» **SHORT PROBLEM**
Pull out from the material below all lines with "good".

» **EXTRACTED DATA**
○ ○ ○ ○ ○ ○ ○
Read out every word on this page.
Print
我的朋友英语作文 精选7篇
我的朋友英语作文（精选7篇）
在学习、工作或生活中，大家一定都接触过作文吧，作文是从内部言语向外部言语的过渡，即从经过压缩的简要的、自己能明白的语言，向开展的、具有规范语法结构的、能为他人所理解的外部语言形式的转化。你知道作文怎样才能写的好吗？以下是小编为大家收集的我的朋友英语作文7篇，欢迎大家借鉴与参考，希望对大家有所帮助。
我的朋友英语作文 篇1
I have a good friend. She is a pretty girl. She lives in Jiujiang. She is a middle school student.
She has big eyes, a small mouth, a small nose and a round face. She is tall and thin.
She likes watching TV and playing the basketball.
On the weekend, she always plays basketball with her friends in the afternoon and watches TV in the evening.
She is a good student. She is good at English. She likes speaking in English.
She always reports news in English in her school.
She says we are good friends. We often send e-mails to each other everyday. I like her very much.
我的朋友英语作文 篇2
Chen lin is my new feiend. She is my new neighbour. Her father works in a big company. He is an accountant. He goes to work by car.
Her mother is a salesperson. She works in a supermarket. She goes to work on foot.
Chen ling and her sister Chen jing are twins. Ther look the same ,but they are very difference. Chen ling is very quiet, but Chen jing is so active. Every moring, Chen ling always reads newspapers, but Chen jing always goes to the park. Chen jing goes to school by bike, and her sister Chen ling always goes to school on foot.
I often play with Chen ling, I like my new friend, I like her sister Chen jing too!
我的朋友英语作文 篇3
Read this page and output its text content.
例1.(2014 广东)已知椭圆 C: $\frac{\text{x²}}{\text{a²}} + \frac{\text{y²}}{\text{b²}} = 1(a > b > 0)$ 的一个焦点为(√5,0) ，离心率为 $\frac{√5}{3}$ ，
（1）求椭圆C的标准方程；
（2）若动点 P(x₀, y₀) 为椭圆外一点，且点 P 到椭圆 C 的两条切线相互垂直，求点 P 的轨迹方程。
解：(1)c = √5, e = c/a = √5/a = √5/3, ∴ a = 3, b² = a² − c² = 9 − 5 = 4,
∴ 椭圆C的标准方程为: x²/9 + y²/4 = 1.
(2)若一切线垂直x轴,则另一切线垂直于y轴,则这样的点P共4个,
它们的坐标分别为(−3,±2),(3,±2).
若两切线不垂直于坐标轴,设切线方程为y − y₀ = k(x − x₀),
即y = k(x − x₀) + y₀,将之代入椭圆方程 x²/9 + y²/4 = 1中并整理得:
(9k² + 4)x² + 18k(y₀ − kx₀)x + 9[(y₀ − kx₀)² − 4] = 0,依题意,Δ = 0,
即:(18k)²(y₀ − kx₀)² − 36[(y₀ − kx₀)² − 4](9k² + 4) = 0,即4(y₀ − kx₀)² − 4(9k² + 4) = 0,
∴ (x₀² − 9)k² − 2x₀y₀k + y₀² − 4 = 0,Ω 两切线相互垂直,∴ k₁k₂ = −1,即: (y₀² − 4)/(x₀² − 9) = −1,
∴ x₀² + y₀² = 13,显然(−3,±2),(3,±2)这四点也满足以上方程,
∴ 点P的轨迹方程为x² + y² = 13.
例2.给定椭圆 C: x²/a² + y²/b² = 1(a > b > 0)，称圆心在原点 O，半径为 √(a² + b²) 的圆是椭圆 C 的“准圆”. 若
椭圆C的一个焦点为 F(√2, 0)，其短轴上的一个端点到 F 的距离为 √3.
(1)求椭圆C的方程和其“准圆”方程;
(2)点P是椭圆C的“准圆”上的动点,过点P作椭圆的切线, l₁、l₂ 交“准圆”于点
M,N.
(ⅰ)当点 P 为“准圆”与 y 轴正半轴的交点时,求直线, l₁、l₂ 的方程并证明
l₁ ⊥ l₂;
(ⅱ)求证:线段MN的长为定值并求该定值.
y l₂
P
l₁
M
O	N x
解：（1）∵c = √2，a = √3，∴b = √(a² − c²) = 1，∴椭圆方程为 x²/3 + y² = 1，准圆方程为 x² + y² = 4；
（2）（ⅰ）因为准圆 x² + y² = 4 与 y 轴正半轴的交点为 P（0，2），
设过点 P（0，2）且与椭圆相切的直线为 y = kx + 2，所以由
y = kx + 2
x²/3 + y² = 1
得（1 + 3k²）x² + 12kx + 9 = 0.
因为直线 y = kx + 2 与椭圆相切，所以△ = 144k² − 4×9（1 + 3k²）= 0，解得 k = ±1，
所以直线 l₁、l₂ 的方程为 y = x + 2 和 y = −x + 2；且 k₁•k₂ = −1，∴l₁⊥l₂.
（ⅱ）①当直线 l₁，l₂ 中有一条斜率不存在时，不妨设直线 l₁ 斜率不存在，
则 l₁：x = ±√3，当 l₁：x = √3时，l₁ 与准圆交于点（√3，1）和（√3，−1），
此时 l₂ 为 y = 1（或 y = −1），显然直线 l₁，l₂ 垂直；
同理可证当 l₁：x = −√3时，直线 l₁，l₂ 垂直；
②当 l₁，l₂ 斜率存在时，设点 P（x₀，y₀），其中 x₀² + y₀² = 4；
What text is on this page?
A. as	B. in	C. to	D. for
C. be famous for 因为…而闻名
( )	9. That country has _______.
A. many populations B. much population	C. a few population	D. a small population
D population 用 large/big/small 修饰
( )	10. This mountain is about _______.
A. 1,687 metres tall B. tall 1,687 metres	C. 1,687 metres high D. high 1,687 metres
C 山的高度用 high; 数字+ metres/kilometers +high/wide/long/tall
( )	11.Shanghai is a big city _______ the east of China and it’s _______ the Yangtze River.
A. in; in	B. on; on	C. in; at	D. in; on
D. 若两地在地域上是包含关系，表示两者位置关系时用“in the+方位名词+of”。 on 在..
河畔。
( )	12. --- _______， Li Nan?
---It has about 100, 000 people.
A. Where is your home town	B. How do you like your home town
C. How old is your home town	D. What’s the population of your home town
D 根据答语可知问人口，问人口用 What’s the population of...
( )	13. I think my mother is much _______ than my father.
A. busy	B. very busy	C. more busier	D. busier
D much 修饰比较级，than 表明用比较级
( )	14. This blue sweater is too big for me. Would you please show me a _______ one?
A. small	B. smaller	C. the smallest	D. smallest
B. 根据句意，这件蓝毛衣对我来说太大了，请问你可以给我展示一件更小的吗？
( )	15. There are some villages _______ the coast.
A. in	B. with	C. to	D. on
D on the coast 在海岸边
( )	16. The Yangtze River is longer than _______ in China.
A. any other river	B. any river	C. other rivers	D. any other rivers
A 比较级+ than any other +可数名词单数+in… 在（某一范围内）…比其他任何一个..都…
○ ○ ○ ○ ○ ○ ○
» **ANSWER TO THE EXERCISE**
I have a good friend. She is a pretty girl. She lives in Jiujiang. She is a middle school student.
She is a good student. She is good at English. She likes speaking in English.
She says we are good friends. We often send e-mails to each other everyday. I like her very much.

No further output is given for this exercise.